### DATA FOR THE TASK:
──────────────────────────────

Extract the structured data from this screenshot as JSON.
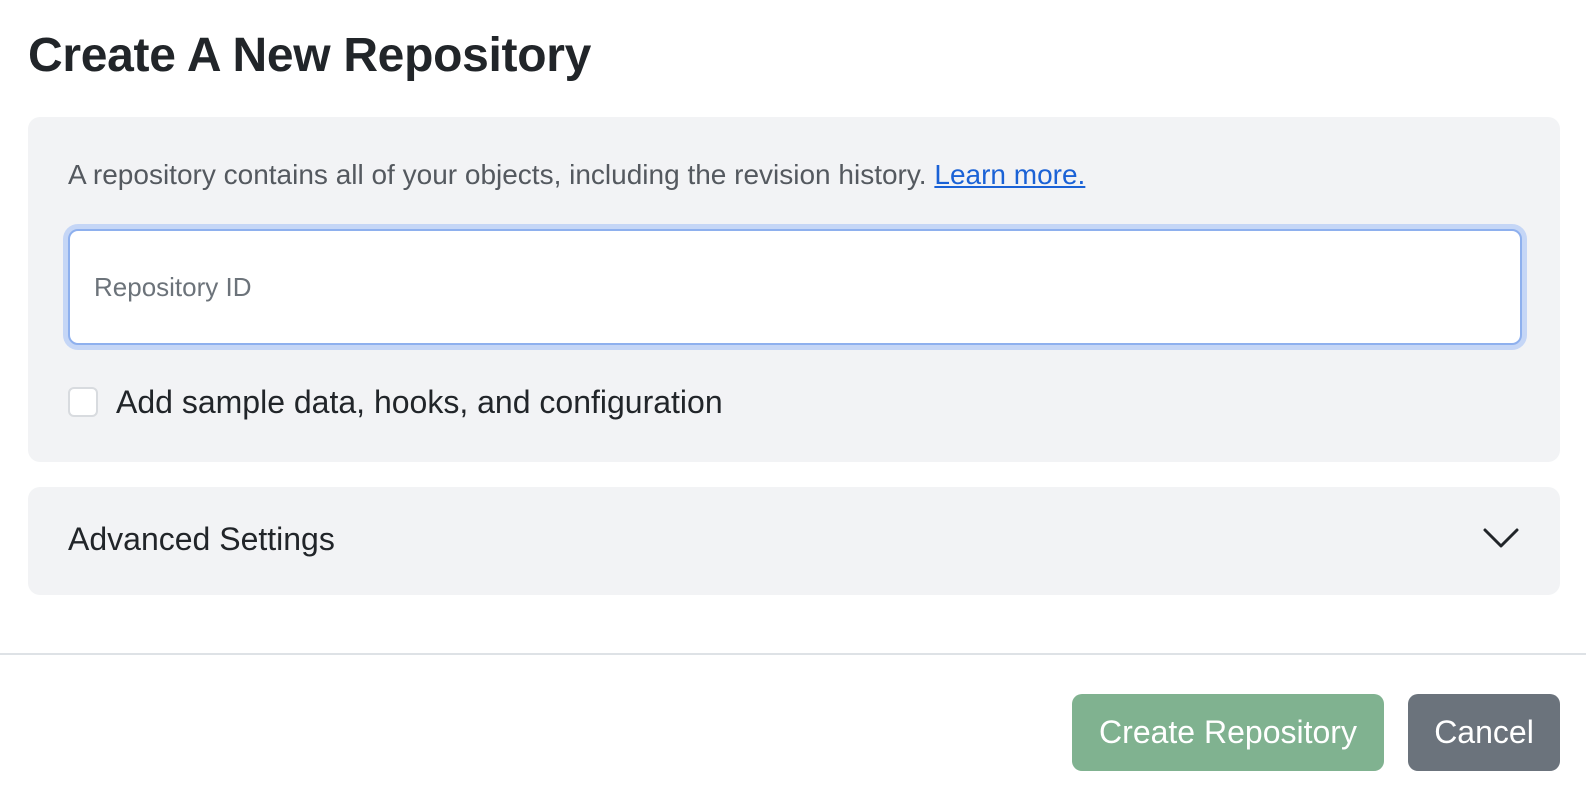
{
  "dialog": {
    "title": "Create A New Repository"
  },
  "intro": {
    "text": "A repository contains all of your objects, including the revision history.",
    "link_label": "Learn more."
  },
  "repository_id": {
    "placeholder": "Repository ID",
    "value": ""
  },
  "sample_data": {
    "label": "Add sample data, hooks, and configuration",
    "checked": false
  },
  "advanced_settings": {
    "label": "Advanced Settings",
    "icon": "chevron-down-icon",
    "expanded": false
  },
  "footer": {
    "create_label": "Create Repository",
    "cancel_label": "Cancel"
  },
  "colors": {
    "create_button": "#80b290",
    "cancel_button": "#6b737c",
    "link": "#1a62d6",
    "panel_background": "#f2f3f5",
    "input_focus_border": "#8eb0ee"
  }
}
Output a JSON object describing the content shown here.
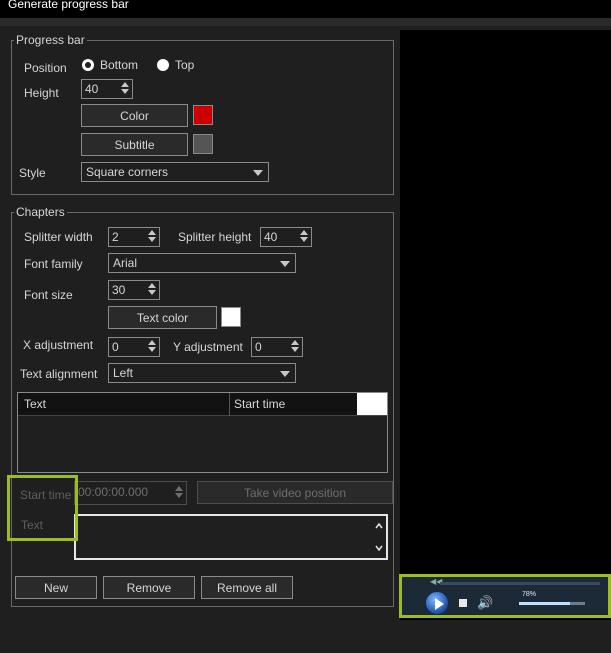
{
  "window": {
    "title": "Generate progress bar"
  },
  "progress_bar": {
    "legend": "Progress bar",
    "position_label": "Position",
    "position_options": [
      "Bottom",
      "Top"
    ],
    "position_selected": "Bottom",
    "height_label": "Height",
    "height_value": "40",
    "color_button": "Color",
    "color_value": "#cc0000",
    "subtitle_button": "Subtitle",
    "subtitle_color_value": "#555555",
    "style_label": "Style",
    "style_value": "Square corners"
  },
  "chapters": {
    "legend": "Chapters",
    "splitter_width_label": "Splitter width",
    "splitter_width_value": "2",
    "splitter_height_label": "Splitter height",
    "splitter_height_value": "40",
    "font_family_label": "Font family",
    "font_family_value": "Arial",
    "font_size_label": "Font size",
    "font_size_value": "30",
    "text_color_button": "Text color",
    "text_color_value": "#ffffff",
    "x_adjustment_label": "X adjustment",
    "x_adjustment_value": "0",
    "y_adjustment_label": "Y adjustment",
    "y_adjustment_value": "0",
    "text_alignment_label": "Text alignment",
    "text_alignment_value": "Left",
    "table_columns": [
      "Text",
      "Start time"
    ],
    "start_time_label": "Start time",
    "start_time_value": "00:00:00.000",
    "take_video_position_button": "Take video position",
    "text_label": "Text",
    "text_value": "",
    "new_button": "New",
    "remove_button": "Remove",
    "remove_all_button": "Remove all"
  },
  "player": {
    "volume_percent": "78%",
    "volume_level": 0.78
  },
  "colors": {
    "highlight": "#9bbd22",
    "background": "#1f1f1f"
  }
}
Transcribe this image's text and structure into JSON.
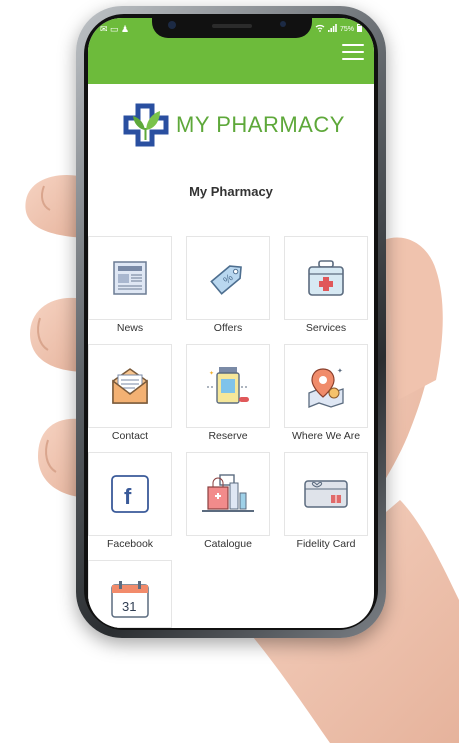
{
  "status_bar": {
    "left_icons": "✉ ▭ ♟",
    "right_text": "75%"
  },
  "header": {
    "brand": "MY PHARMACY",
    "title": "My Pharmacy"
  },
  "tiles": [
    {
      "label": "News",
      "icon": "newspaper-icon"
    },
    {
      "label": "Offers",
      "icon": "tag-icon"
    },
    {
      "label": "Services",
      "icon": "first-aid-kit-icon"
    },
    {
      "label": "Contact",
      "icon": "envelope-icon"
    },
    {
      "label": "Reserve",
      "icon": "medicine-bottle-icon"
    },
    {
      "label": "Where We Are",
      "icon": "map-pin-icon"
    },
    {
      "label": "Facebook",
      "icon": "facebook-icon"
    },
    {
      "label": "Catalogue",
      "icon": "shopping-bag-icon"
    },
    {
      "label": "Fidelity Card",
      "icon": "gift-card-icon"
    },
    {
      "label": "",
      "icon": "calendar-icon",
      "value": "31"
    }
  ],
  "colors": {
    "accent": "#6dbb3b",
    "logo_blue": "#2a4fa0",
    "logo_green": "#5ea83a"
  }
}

──────────────────────────────

### STATED EXERCISE:
Output all of the data exactly as it stands, minus any images.

### OUTPUT FOR THIS EXERCISE:
Extract the structured data from this screenshot as JSON.
{
  "dialog": {
    "title": "Create A New Repository"
  },
  "intro": {
    "text": "A repository contains all of your objects, including the revision history.",
    "link_label": "Learn more."
  },
  "repository_id": {
    "placeholder": "Repository ID",
    "value": ""
  },
  "sample_data": {
    "label": "Add sample data, hooks, and configuration",
    "checked": false
  },
  "advanced_settings": {
    "label": "Advanced Settings",
    "icon": "chevron-down-icon",
    "expanded": false
  },
  "footer": {
    "create_label": "Create Repository",
    "cancel_label": "Cancel"
  },
  "colors": {
    "create_button": "#80b290",
    "cancel_button": "#6b737c",
    "link": "#1a62d6",
    "panel_background": "#f2f3f5",
    "input_focus_border": "#8eb0ee"
  }
}
Output a JSON object describing the content shown here.
{
  "window": {
    "title": "Generate progress bar"
  },
  "progress_bar": {
    "legend": "Progress bar",
    "position_label": "Position",
    "position_options": [
      "Bottom",
      "Top"
    ],
    "position_selected": "Bottom",
    "height_label": "Height",
    "height_value": "40",
    "color_button": "Color",
    "color_value": "#cc0000",
    "subtitle_button": "Subtitle",
    "subtitle_color_value": "#555555",
    "style_label": "Style",
    "style_value": "Square corners"
  },
  "chapters": {
    "legend": "Chapters",
    "splitter_width_label": "Splitter width",
    "splitter_width_value": "2",
    "splitter_height_label": "Splitter height",
    "splitter_height_value": "40",
    "font_family_label": "Font family",
    "font_family_value": "Arial",
    "font_size_label": "Font size",
    "font_size_value": "30",
    "text_color_button": "Text color",
    "text_color_value": "#ffffff",
    "x_adjustment_label": "X adjustment",
    "x_adjustment_value": "0",
    "y_adjustment_label": "Y adjustment",
    "y_adjustment_value": "0",
    "text_alignment_label": "Text alignment",
    "text_alignment_value": "Left",
    "table_columns": [
      "Text",
      "Start time"
    ],
    "start_time_label": "Start time",
    "start_time_value": "00:00:00.000",
    "take_video_position_button": "Take video position",
    "text_label": "Text",
    "text_value": "",
    "new_button": "New",
    "remove_button": "Remove",
    "remove_all_button": "Remove all"
  },
  "player": {
    "volume_percent": "78%",
    "volume_level": 0.78
  },
  "colors": {
    "highlight": "#9bbd22",
    "background": "#1f1f1f"
  }
}
Transcribe this image's text and structure into JSON.
{
  "status_bar": {
    "left_icons": "✉ ▭ ♟",
    "right_text": "75%"
  },
  "header": {
    "brand": "MY PHARMACY",
    "title": "My Pharmacy"
  },
  "tiles": [
    {
      "label": "News",
      "icon": "newspaper-icon"
    },
    {
      "label": "Offers",
      "icon": "tag-icon"
    },
    {
      "label": "Services",
      "icon": "first-aid-kit-icon"
    },
    {
      "label": "Contact",
      "icon": "envelope-icon"
    },
    {
      "label": "Reserve",
      "icon": "medicine-bottle-icon"
    },
    {
      "label": "Where We Are",
      "icon": "map-pin-icon"
    },
    {
      "label": "Facebook",
      "icon": "facebook-icon"
    },
    {
      "label": "Catalogue",
      "icon": "shopping-bag-icon"
    },
    {
      "label": "Fidelity Card",
      "icon": "gift-card-icon"
    },
    {
      "label": "",
      "icon": "calendar-icon",
      "value": "31"
    }
  ],
  "colors": {
    "accent": "#6dbb3b",
    "logo_blue": "#2a4fa0",
    "logo_green": "#5ea83a"
  }
}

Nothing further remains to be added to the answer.